*Extracted material*
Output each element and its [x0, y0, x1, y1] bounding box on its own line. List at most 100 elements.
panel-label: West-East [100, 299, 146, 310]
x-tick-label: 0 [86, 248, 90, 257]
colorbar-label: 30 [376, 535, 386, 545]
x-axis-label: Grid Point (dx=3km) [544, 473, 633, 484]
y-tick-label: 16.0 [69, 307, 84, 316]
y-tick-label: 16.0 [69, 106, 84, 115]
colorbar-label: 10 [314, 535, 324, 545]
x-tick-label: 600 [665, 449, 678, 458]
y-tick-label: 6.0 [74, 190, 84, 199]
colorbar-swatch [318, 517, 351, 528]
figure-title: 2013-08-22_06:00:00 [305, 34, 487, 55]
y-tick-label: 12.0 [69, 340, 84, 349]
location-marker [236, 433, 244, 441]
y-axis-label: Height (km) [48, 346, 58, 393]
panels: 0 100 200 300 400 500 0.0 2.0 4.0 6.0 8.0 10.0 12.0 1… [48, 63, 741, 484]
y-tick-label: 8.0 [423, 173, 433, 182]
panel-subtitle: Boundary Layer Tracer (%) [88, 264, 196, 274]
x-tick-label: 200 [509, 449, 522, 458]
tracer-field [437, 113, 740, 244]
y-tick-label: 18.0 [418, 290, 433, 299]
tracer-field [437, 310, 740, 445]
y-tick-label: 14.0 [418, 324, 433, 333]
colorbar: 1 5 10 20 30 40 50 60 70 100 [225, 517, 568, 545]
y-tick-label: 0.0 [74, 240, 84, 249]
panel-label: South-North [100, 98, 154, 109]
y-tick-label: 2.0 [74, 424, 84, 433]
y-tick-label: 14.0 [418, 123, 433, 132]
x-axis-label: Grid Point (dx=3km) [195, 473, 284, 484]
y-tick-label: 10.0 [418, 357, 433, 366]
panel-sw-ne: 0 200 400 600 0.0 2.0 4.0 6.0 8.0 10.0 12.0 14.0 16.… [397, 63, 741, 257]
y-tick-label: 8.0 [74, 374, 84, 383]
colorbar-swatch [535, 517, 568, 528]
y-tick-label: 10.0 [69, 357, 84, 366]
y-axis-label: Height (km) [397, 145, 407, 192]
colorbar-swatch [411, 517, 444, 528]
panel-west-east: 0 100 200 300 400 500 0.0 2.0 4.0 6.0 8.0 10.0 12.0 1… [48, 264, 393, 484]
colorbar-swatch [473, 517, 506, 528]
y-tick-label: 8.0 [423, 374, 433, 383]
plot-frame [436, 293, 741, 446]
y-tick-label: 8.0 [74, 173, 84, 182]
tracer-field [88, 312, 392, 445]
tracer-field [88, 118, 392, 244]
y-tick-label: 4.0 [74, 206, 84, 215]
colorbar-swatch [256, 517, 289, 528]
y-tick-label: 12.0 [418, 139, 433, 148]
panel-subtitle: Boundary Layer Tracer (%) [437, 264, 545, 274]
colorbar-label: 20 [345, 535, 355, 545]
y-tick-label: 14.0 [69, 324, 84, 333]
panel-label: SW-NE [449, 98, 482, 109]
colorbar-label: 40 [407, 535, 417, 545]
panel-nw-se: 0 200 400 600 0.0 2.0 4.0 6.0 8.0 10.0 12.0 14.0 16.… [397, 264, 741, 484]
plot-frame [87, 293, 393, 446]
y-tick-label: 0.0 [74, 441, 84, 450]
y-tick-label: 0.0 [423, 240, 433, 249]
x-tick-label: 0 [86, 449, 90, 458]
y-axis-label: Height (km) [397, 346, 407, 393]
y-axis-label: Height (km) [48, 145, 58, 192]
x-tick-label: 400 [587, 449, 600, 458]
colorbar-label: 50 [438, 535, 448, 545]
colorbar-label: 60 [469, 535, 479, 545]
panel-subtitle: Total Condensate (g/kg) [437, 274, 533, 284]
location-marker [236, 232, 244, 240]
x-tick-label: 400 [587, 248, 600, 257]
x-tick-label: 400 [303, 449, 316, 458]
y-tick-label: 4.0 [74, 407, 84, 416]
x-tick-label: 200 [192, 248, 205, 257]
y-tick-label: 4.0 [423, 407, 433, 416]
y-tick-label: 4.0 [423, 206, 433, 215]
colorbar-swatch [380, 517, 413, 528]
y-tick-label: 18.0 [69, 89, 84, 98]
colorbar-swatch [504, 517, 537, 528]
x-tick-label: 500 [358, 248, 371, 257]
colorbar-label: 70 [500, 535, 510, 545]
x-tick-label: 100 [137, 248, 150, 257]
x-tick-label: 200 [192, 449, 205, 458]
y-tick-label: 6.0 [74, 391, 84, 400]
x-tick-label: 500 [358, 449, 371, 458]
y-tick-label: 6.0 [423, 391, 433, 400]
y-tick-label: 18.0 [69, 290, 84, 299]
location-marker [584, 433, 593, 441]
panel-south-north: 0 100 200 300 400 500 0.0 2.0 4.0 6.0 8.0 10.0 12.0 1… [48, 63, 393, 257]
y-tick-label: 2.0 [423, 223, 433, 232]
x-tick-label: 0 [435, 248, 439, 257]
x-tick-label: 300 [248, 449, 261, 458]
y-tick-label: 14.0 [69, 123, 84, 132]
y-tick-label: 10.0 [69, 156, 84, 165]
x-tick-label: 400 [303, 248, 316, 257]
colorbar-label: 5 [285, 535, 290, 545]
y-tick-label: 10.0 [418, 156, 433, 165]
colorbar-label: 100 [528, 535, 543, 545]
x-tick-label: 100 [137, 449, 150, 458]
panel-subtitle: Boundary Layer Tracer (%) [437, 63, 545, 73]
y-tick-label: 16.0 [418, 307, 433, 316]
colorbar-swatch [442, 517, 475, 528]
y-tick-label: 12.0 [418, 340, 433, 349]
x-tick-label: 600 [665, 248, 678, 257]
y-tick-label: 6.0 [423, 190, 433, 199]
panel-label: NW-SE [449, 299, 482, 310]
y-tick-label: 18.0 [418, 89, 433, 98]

*Your task*
Output all of the lines above, reproducing each one without any change.

*Solved exercise*
Output each element and its [x0, y0, x1, y1] bounding box on its own line. List at most 100 elements.
panel-label: West-East [100, 299, 146, 310]
x-tick-label: 0 [86, 248, 90, 257]
colorbar-label: 30 [376, 535, 386, 545]
x-axis-label: Grid Point (dx=3km) [544, 473, 633, 484]
y-tick-label: 16.0 [69, 307, 84, 316]
y-tick-label: 16.0 [69, 106, 84, 115]
colorbar-label: 10 [314, 535, 324, 545]
x-tick-label: 600 [665, 449, 678, 458]
y-tick-label: 6.0 [74, 190, 84, 199]
colorbar-swatch [318, 517, 351, 528]
figure-title: 2013-08-22_06:00:00 [305, 34, 487, 55]
y-tick-label: 12.0 [69, 340, 84, 349]
location-marker [236, 433, 244, 441]
y-axis-label: Height (km) [48, 346, 58, 393]
panels: 0 100 200 300 400 500 0.0 2.0 4.0 6.0 8.0 10.0 12.0 1… [48, 63, 741, 484]
y-tick-label: 8.0 [423, 173, 433, 182]
panel-subtitle: Boundary Layer Tracer (%) [88, 264, 196, 274]
x-tick-label: 200 [509, 449, 522, 458]
tracer-field [437, 113, 740, 244]
y-tick-label: 18.0 [418, 290, 433, 299]
tracer-field [437, 310, 740, 445]
y-tick-label: 14.0 [418, 324, 433, 333]
colorbar: 1 5 10 20 30 40 50 60 70 100 [225, 517, 568, 545]
y-tick-label: 0.0 [74, 240, 84, 249]
panel-label: South-North [100, 98, 154, 109]
y-tick-label: 2.0 [74, 424, 84, 433]
y-tick-label: 14.0 [418, 123, 433, 132]
x-axis-label: Grid Point (dx=3km) [195, 473, 284, 484]
y-tick-label: 10.0 [418, 357, 433, 366]
panel-sw-ne: 0 200 400 600 0.0 2.0 4.0 6.0 8.0 10.0 12.0 14.0 16.… [397, 63, 741, 257]
y-tick-label: 8.0 [74, 374, 84, 383]
colorbar-swatch [535, 517, 568, 528]
y-tick-label: 10.0 [69, 357, 84, 366]
y-axis-label: Height (km) [397, 145, 407, 192]
colorbar-swatch [411, 517, 444, 528]
panel-west-east: 0 100 200 300 400 500 0.0 2.0 4.0 6.0 8.0 10.0 12.0 1… [48, 264, 393, 484]
colorbar-swatch [473, 517, 506, 528]
y-tick-label: 8.0 [423, 374, 433, 383]
plot-frame [436, 293, 741, 446]
y-tick-label: 8.0 [74, 173, 84, 182]
tracer-field [88, 312, 392, 445]
tracer-field [88, 118, 392, 244]
y-tick-label: 4.0 [74, 206, 84, 215]
colorbar-swatch [256, 517, 289, 528]
y-tick-label: 12.0 [418, 139, 433, 148]
panel-subtitle: Boundary Layer Tracer (%) [437, 264, 545, 274]
colorbar-label: 20 [345, 535, 355, 545]
y-tick-label: 14.0 [69, 324, 84, 333]
panel-label: SW-NE [449, 98, 482, 109]
colorbar-label: 40 [407, 535, 417, 545]
panel-nw-se: 0 200 400 600 0.0 2.0 4.0 6.0 8.0 10.0 12.0 14.0 16.… [397, 264, 741, 484]
plot-frame [87, 293, 393, 446]
y-tick-label: 0.0 [74, 441, 84, 450]
y-tick-label: 0.0 [423, 240, 433, 249]
x-tick-label: 0 [86, 449, 90, 458]
y-axis-label: Height (km) [397, 346, 407, 393]
y-axis-label: Height (km) [48, 145, 58, 192]
x-tick-label: 400 [587, 449, 600, 458]
colorbar-label: 50 [438, 535, 448, 545]
colorbar-label: 60 [469, 535, 479, 545]
panel-subtitle: Total Condensate (g/kg) [437, 274, 533, 284]
location-marker [236, 232, 244, 240]
x-tick-label: 400 [587, 248, 600, 257]
x-tick-label: 400 [303, 449, 316, 458]
y-tick-label: 4.0 [74, 407, 84, 416]
x-tick-label: 200 [192, 248, 205, 257]
y-tick-label: 4.0 [423, 407, 433, 416]
y-tick-label: 4.0 [423, 206, 433, 215]
colorbar-swatch [380, 517, 413, 528]
y-tick-label: 18.0 [69, 89, 84, 98]
colorbar-swatch [504, 517, 537, 528]
x-tick-label: 500 [358, 248, 371, 257]
colorbar-label: 70 [500, 535, 510, 545]
x-tick-label: 100 [137, 248, 150, 257]
x-tick-label: 200 [192, 449, 205, 458]
y-tick-label: 6.0 [74, 391, 84, 400]
x-tick-label: 500 [358, 449, 371, 458]
y-tick-label: 6.0 [423, 391, 433, 400]
y-tick-label: 18.0 [69, 290, 84, 299]
location-marker [584, 433, 593, 441]
panel-south-north: 0 100 200 300 400 500 0.0 2.0 4.0 6.0 8.0 10.0 12.0 1… [48, 63, 393, 257]
y-tick-label: 2.0 [423, 223, 433, 232]
x-tick-label: 0 [435, 248, 439, 257]
x-tick-label: 300 [248, 449, 261, 458]
y-tick-label: 14.0 [69, 123, 84, 132]
y-tick-label: 10.0 [69, 156, 84, 165]
x-tick-label: 400 [303, 248, 316, 257]
colorbar-label: 5 [285, 535, 290, 545]
y-tick-label: 10.0 [418, 156, 433, 165]
colorbar-label: 100 [528, 535, 543, 545]
x-tick-label: 100 [137, 449, 150, 458]
panel-subtitle: Boundary Layer Tracer (%) [437, 63, 545, 73]
y-tick-label: 16.0 [418, 307, 433, 316]
colorbar-swatch [442, 517, 475, 528]
y-tick-label: 12.0 [418, 340, 433, 349]
x-tick-label: 600 [665, 248, 678, 257]
y-tick-label: 6.0 [423, 190, 433, 199]
panel-label: NW-SE [449, 299, 482, 310]
y-tick-label: 18.0 [418, 89, 433, 98]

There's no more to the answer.